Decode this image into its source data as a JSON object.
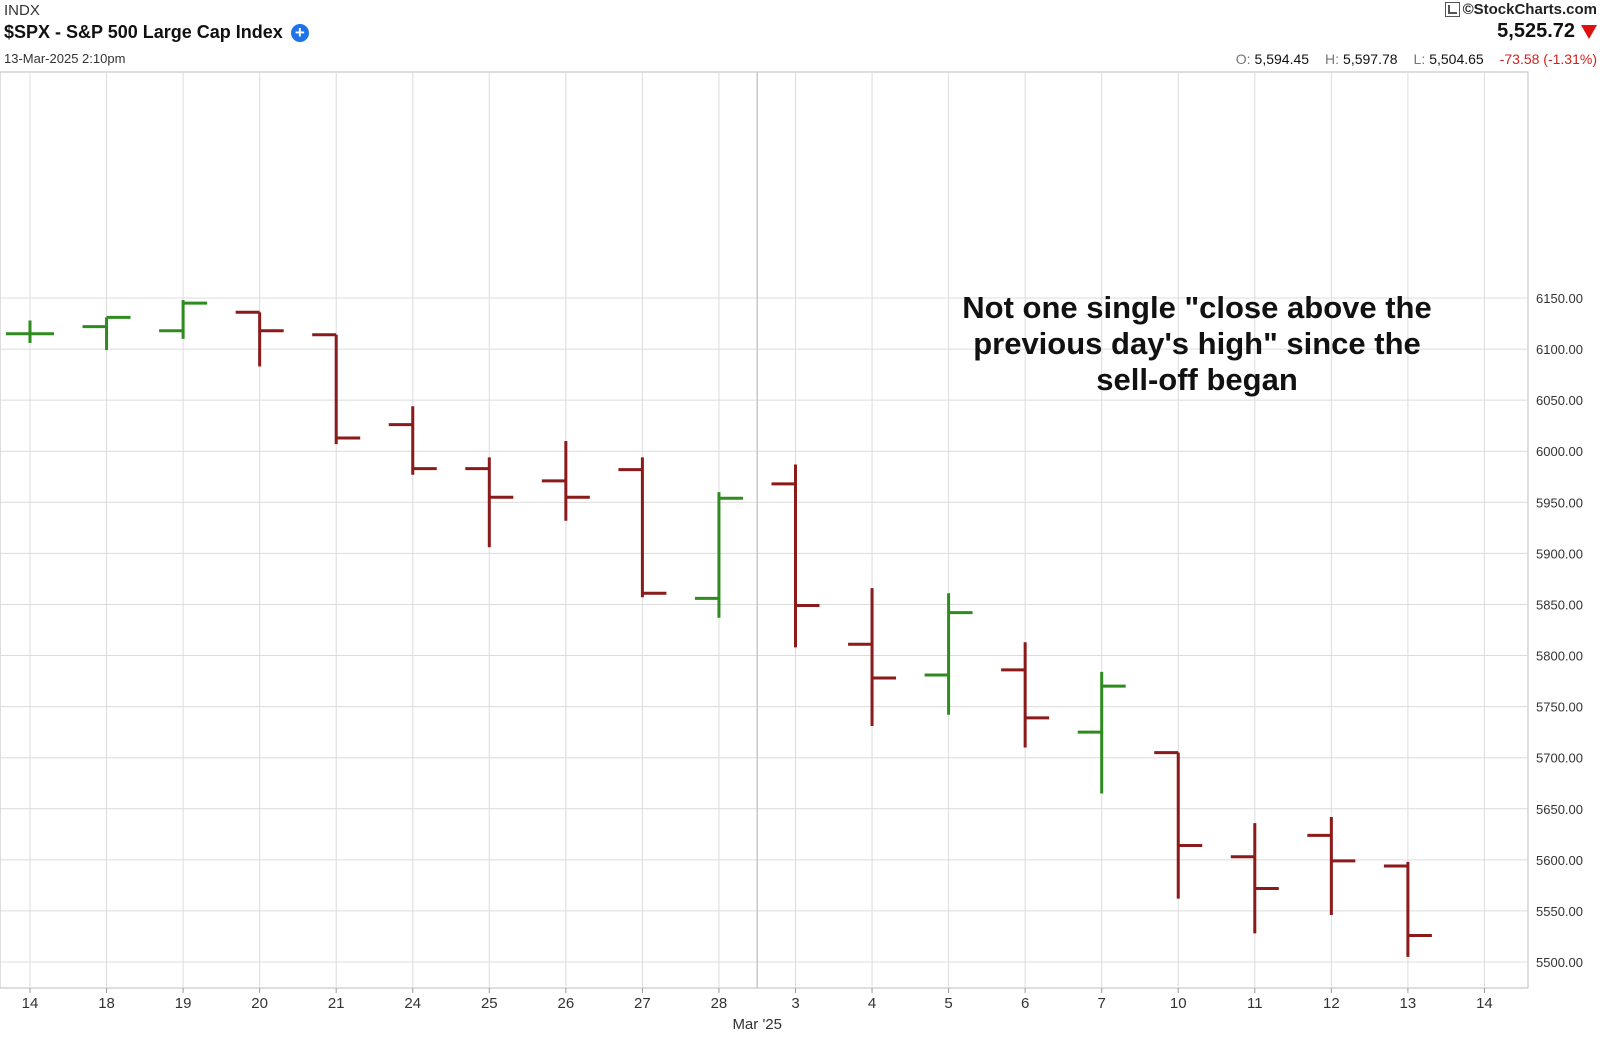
{
  "header": {
    "exchange": "INDX",
    "title": "$SPX - S&P 500 Large Cap Index",
    "datetime": "13-Mar-2025 2:10pm",
    "brand": "©StockCharts.com",
    "last": "5,525.72",
    "open_label": "O:",
    "open": "5,594.45",
    "high_label": "H:",
    "high": "5,597.78",
    "low_label": "L:",
    "low": "5,504.65",
    "change": "-73.58 (-1.31%)"
  },
  "annotation_lines": [
    "Not one single \"close above the",
    "previous day's high\" since the",
    "sell-off began"
  ],
  "colors": {
    "up": "#2e8b1e",
    "down": "#8b1a1a",
    "grid": "#dcdcdc",
    "accent": "#1e73e8"
  },
  "chart_data": {
    "type": "ohlc",
    "title": "$SPX - S&P 500 Large Cap Index",
    "ylim": [
      5480,
      6170
    ],
    "yticks": [
      5500,
      5550,
      5600,
      5650,
      5700,
      5750,
      5800,
      5850,
      5900,
      5950,
      6000,
      6050,
      6100,
      6150
    ],
    "ytick_labels": [
      "5500.00",
      "5550.00",
      "5600.00",
      "5650.00",
      "5700.00",
      "5750.00",
      "5800.00",
      "5850.00",
      "5900.00",
      "5950.00",
      "6000.00",
      "6050.00",
      "6100.00",
      "6150.00"
    ],
    "x_labels": [
      "14",
      "18",
      "19",
      "20",
      "21",
      "24",
      "25",
      "26",
      "27",
      "28",
      "3",
      "4",
      "5",
      "6",
      "7",
      "10",
      "11",
      "12",
      "13",
      "14"
    ],
    "month_label": "Mar '25",
    "bars": [
      {
        "date": "14",
        "open": 6115,
        "high": 6128,
        "low": 6106,
        "close": 6115
      },
      {
        "date": "18",
        "open": 6122,
        "high": 6131,
        "low": 6099,
        "close": 6131
      },
      {
        "date": "19",
        "open": 6118,
        "high": 6148,
        "low": 6110,
        "close": 6145
      },
      {
        "date": "20",
        "open": 6136,
        "high": 6136,
        "low": 6083,
        "close": 6118
      },
      {
        "date": "21",
        "open": 6114,
        "high": 6114,
        "low": 6007,
        "close": 6013
      },
      {
        "date": "24",
        "open": 6026,
        "high": 6044,
        "low": 5977,
        "close": 5983
      },
      {
        "date": "25",
        "open": 5983,
        "high": 5994,
        "low": 5906,
        "close": 5955
      },
      {
        "date": "26",
        "open": 5971,
        "high": 6010,
        "low": 5932,
        "close": 5955
      },
      {
        "date": "27",
        "open": 5982,
        "high": 5994,
        "low": 5857,
        "close": 5861
      },
      {
        "date": "28",
        "open": 5856,
        "high": 5960,
        "low": 5837,
        "close": 5954
      },
      {
        "date": "3",
        "open": 5968,
        "high": 5987,
        "low": 5808,
        "close": 5849
      },
      {
        "date": "4",
        "open": 5811,
        "high": 5866,
        "low": 5731,
        "close": 5778
      },
      {
        "date": "5",
        "open": 5781,
        "high": 5861,
        "low": 5742,
        "close": 5842
      },
      {
        "date": "6",
        "open": 5786,
        "high": 5813,
        "low": 5710,
        "close": 5739
      },
      {
        "date": "7",
        "open": 5725,
        "high": 5784,
        "low": 5665,
        "close": 5770
      },
      {
        "date": "10",
        "open": 5705,
        "high": 5705,
        "low": 5562,
        "close": 5614
      },
      {
        "date": "11",
        "open": 5603,
        "high": 5636,
        "low": 5528,
        "close": 5572
      },
      {
        "date": "12",
        "open": 5624,
        "high": 5642,
        "low": 5546,
        "close": 5599
      },
      {
        "date": "13",
        "open": 5594,
        "high": 5598,
        "low": 5505,
        "close": 5526
      }
    ]
  }
}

-=-=-

◆ **EXERCISE GOAL**: Output all the records, word for word, with no pictures in the copy.

◆ **COMPLETE OUTPUT**:
Decode this image into its source data as a JSON object.
{
  "header": {
    "exchange": "INDX",
    "title": "$SPX - S&P 500 Large Cap Index",
    "datetime": "13-Mar-2025 2:10pm",
    "brand": "©StockCharts.com",
    "last": "5,525.72",
    "open_label": "O:",
    "open": "5,594.45",
    "high_label": "H:",
    "high": "5,597.78",
    "low_label": "L:",
    "low": "5,504.65",
    "change": "-73.58 (-1.31%)"
  },
  "annotation_lines": [
    "Not one single \"close above the",
    "previous day's high\" since the",
    "sell-off began"
  ],
  "colors": {
    "up": "#2e8b1e",
    "down": "#8b1a1a",
    "grid": "#dcdcdc",
    "accent": "#1e73e8"
  },
  "chart_data": {
    "type": "ohlc",
    "title": "$SPX - S&P 500 Large Cap Index",
    "ylim": [
      5480,
      6170
    ],
    "yticks": [
      5500,
      5550,
      5600,
      5650,
      5700,
      5750,
      5800,
      5850,
      5900,
      5950,
      6000,
      6050,
      6100,
      6150
    ],
    "ytick_labels": [
      "5500.00",
      "5550.00",
      "5600.00",
      "5650.00",
      "5700.00",
      "5750.00",
      "5800.00",
      "5850.00",
      "5900.00",
      "5950.00",
      "6000.00",
      "6050.00",
      "6100.00",
      "6150.00"
    ],
    "x_labels": [
      "14",
      "18",
      "19",
      "20",
      "21",
      "24",
      "25",
      "26",
      "27",
      "28",
      "3",
      "4",
      "5",
      "6",
      "7",
      "10",
      "11",
      "12",
      "13",
      "14"
    ],
    "month_label": "Mar '25",
    "bars": [
      {
        "date": "14",
        "open": 6115,
        "high": 6128,
        "low": 6106,
        "close": 6115
      },
      {
        "date": "18",
        "open": 6122,
        "high": 6131,
        "low": 6099,
        "close": 6131
      },
      {
        "date": "19",
        "open": 6118,
        "high": 6148,
        "low": 6110,
        "close": 6145
      },
      {
        "date": "20",
        "open": 6136,
        "high": 6136,
        "low": 6083,
        "close": 6118
      },
      {
        "date": "21",
        "open": 6114,
        "high": 6114,
        "low": 6007,
        "close": 6013
      },
      {
        "date": "24",
        "open": 6026,
        "high": 6044,
        "low": 5977,
        "close": 5983
      },
      {
        "date": "25",
        "open": 5983,
        "high": 5994,
        "low": 5906,
        "close": 5955
      },
      {
        "date": "26",
        "open": 5971,
        "high": 6010,
        "low": 5932,
        "close": 5955
      },
      {
        "date": "27",
        "open": 5982,
        "high": 5994,
        "low": 5857,
        "close": 5861
      },
      {
        "date": "28",
        "open": 5856,
        "high": 5960,
        "low": 5837,
        "close": 5954
      },
      {
        "date": "3",
        "open": 5968,
        "high": 5987,
        "low": 5808,
        "close": 5849
      },
      {
        "date": "4",
        "open": 5811,
        "high": 5866,
        "low": 5731,
        "close": 5778
      },
      {
        "date": "5",
        "open": 5781,
        "high": 5861,
        "low": 5742,
        "close": 5842
      },
      {
        "date": "6",
        "open": 5786,
        "high": 5813,
        "low": 5710,
        "close": 5739
      },
      {
        "date": "7",
        "open": 5725,
        "high": 5784,
        "low": 5665,
        "close": 5770
      },
      {
        "date": "10",
        "open": 5705,
        "high": 5705,
        "low": 5562,
        "close": 5614
      },
      {
        "date": "11",
        "open": 5603,
        "high": 5636,
        "low": 5528,
        "close": 5572
      },
      {
        "date": "12",
        "open": 5624,
        "high": 5642,
        "low": 5546,
        "close": 5599
      },
      {
        "date": "13",
        "open": 5594,
        "high": 5598,
        "low": 5505,
        "close": 5526
      }
    ]
  }
}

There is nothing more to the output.